[Records from a collection]
· · ·

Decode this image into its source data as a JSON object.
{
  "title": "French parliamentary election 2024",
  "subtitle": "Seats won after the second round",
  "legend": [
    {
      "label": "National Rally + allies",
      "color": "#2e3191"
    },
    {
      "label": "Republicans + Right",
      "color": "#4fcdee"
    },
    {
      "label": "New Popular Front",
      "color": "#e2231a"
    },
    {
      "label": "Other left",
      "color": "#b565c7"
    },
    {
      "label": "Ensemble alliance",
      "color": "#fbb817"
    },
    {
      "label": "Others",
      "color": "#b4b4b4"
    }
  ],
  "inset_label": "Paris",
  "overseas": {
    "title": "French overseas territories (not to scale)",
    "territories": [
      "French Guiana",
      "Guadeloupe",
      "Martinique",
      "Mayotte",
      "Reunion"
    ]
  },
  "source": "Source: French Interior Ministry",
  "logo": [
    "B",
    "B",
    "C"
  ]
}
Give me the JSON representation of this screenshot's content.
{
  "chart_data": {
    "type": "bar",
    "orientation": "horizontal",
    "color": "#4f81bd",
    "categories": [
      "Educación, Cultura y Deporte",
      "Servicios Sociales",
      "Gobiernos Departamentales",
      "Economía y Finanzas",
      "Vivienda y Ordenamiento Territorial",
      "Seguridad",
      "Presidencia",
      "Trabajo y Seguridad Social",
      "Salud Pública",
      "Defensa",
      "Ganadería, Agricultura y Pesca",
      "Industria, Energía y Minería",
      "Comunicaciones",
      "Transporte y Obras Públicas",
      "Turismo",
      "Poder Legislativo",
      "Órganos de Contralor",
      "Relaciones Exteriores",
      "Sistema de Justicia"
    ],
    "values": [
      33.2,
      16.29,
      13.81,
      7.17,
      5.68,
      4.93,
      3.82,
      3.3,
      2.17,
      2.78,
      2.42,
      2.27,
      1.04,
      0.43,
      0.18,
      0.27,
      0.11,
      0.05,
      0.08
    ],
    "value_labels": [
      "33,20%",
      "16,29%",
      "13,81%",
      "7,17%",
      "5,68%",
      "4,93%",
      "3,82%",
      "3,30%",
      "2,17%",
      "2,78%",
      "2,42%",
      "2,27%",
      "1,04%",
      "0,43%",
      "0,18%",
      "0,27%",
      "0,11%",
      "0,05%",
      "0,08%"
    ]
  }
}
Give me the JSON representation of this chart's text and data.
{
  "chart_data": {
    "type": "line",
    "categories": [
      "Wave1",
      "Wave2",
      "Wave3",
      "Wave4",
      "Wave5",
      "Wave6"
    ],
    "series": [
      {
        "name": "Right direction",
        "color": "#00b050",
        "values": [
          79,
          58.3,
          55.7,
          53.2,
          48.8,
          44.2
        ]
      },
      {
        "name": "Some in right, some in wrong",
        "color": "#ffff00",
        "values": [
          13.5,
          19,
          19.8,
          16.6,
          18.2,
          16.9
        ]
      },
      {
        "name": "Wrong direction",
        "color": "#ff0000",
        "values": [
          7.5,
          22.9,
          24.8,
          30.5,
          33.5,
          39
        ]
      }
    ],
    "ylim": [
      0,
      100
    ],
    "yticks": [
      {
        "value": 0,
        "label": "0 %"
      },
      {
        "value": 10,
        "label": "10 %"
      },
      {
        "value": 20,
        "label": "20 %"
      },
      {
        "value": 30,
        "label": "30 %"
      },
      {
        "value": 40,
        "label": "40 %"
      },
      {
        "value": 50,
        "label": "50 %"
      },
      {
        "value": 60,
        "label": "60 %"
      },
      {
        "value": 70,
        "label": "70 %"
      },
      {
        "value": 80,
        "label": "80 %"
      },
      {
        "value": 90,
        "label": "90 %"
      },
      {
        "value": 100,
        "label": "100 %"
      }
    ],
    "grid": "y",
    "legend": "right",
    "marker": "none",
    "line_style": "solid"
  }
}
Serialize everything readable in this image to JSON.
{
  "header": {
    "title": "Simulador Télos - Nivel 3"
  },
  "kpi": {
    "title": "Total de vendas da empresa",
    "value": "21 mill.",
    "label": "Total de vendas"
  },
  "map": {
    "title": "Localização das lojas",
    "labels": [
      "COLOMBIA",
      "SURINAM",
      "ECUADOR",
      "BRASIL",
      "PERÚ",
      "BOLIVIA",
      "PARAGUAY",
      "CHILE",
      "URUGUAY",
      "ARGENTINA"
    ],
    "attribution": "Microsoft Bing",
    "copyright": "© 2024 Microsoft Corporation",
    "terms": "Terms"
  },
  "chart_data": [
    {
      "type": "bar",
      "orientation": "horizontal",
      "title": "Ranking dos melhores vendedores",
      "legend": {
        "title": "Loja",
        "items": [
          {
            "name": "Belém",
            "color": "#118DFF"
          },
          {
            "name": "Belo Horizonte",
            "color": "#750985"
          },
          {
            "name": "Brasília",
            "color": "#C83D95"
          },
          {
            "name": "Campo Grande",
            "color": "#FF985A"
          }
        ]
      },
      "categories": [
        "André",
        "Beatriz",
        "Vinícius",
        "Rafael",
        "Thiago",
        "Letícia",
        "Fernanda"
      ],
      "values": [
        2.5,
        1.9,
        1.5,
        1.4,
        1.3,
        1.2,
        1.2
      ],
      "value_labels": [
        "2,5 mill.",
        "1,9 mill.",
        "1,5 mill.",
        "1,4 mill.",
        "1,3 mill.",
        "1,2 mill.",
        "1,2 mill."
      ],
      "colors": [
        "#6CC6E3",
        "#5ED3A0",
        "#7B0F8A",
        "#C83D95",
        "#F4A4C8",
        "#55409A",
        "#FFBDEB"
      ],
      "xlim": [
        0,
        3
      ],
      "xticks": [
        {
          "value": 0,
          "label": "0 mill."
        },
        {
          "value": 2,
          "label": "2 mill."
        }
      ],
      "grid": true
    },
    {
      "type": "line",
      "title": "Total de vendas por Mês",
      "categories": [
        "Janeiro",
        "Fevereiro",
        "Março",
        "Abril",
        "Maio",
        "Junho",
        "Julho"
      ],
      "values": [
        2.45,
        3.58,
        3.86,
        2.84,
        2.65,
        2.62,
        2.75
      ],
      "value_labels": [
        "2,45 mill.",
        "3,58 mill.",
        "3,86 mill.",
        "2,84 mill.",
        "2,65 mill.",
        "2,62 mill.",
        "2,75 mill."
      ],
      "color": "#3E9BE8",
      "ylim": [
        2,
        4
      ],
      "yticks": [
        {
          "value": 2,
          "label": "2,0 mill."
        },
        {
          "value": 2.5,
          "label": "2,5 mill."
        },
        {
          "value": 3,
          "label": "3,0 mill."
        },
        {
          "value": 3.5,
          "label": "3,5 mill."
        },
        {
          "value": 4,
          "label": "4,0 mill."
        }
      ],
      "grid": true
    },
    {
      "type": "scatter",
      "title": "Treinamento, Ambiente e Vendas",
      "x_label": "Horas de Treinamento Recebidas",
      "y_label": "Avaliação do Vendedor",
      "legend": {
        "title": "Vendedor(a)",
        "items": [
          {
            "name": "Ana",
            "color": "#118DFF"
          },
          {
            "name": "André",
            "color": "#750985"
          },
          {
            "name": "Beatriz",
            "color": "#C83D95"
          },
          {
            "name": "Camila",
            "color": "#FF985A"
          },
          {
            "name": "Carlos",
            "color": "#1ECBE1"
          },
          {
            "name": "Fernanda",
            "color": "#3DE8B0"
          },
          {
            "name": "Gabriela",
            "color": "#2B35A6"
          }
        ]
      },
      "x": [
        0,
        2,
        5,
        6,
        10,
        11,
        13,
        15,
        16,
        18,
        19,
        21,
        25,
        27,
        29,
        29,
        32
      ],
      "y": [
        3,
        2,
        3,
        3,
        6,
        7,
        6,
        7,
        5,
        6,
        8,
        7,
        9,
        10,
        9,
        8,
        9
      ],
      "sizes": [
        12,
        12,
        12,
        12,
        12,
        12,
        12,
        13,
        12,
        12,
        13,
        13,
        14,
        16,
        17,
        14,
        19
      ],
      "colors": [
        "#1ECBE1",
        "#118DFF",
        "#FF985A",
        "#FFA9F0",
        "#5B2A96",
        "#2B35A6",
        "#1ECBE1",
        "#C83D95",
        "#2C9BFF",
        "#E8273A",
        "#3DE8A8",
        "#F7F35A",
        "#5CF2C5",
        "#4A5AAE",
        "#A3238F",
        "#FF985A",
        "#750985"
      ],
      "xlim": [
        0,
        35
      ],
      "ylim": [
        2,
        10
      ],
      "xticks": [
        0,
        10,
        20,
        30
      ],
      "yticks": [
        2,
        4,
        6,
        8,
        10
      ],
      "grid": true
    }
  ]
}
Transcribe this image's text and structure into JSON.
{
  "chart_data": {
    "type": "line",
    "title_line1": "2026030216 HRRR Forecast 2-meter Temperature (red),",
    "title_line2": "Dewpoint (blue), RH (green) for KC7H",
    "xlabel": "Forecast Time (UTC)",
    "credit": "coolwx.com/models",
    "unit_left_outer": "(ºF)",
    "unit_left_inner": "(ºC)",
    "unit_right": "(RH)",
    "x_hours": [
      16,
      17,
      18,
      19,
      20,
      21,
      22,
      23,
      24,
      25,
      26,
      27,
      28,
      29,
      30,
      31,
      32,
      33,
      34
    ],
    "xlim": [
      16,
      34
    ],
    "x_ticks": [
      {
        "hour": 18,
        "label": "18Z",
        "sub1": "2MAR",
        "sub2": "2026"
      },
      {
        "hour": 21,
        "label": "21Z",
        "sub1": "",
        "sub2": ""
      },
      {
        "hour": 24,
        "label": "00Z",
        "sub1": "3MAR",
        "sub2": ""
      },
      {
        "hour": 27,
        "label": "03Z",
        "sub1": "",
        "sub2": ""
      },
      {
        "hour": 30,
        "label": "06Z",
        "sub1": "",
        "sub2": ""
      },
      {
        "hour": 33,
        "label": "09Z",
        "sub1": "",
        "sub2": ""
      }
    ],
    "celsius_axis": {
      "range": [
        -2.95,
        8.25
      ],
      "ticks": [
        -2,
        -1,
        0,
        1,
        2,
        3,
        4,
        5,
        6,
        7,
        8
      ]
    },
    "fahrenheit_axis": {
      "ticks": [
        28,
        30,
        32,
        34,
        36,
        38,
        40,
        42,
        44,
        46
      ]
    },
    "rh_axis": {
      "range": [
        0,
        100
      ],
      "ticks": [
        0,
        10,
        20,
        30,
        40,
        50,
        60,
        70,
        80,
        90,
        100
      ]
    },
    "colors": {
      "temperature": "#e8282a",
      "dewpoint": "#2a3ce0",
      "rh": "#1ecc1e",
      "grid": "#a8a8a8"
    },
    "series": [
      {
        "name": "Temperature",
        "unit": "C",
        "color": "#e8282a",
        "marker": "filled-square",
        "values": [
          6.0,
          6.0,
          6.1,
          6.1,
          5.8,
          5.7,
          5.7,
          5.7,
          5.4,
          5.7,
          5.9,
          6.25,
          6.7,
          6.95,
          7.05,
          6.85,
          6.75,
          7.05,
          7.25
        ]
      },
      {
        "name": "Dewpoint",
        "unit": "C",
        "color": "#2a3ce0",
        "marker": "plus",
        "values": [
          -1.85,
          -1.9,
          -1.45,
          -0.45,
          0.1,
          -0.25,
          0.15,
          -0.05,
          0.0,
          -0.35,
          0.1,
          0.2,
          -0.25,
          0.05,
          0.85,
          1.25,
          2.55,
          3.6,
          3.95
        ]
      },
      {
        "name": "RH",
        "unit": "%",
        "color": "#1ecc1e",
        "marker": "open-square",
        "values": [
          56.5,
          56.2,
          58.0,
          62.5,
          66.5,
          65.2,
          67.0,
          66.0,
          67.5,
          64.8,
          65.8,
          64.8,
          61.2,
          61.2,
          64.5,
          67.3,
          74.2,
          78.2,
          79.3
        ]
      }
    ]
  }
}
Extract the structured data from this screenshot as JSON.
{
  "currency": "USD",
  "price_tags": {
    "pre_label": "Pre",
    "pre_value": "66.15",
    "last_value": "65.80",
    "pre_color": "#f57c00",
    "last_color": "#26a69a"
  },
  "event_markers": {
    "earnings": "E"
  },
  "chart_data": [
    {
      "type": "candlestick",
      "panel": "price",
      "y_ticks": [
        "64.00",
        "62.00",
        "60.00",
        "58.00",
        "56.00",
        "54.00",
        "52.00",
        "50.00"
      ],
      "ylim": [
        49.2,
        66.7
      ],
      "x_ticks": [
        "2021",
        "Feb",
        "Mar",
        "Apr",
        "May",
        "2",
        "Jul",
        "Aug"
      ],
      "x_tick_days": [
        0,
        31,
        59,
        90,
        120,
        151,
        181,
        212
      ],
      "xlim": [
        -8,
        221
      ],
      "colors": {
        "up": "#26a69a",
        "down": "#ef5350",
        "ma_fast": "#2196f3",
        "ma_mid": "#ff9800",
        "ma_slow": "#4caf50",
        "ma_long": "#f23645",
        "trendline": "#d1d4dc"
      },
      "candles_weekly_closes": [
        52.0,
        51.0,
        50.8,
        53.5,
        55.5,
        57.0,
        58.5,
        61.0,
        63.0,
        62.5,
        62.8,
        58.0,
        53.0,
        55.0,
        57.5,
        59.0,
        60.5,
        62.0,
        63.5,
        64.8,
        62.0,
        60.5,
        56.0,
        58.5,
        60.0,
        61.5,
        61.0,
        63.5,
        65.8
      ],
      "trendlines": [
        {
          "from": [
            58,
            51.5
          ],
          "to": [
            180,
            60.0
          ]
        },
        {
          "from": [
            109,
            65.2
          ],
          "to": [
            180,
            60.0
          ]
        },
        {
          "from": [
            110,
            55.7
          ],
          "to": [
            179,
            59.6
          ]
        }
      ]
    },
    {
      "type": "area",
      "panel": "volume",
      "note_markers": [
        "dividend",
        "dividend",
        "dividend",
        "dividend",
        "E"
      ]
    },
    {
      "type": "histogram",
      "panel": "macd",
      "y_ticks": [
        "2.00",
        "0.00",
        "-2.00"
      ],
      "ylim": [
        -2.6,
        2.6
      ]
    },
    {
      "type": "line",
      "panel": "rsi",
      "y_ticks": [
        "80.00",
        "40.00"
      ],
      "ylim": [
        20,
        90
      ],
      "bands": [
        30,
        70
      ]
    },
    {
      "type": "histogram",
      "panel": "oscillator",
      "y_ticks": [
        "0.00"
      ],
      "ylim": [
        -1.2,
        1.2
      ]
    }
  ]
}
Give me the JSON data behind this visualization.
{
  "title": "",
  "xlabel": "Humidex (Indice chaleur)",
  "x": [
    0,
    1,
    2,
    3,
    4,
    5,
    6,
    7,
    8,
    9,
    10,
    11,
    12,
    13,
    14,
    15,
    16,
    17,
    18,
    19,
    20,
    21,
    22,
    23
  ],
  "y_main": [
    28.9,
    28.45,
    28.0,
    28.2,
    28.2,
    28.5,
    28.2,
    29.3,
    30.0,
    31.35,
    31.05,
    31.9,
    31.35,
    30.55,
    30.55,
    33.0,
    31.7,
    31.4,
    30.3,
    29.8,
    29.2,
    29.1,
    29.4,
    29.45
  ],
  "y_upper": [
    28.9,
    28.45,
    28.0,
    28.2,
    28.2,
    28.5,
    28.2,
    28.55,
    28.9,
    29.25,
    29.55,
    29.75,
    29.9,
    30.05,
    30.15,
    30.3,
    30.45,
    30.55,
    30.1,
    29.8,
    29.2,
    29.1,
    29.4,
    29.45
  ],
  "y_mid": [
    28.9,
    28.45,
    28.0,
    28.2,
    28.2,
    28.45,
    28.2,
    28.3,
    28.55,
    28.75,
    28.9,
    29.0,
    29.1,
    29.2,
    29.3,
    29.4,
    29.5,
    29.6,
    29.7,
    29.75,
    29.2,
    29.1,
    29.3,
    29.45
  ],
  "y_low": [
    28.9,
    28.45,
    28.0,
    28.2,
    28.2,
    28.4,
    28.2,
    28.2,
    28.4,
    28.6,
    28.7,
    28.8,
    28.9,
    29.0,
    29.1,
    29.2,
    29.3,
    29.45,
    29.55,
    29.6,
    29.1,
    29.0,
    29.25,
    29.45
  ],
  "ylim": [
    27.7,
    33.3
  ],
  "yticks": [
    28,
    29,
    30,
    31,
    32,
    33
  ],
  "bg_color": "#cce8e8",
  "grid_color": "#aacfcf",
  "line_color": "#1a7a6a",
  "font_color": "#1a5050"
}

· · ·

In the records above, collect each line with "source".

Decode this image into its source data as a JSON object.
  "source": "Source: French Interior Ministry",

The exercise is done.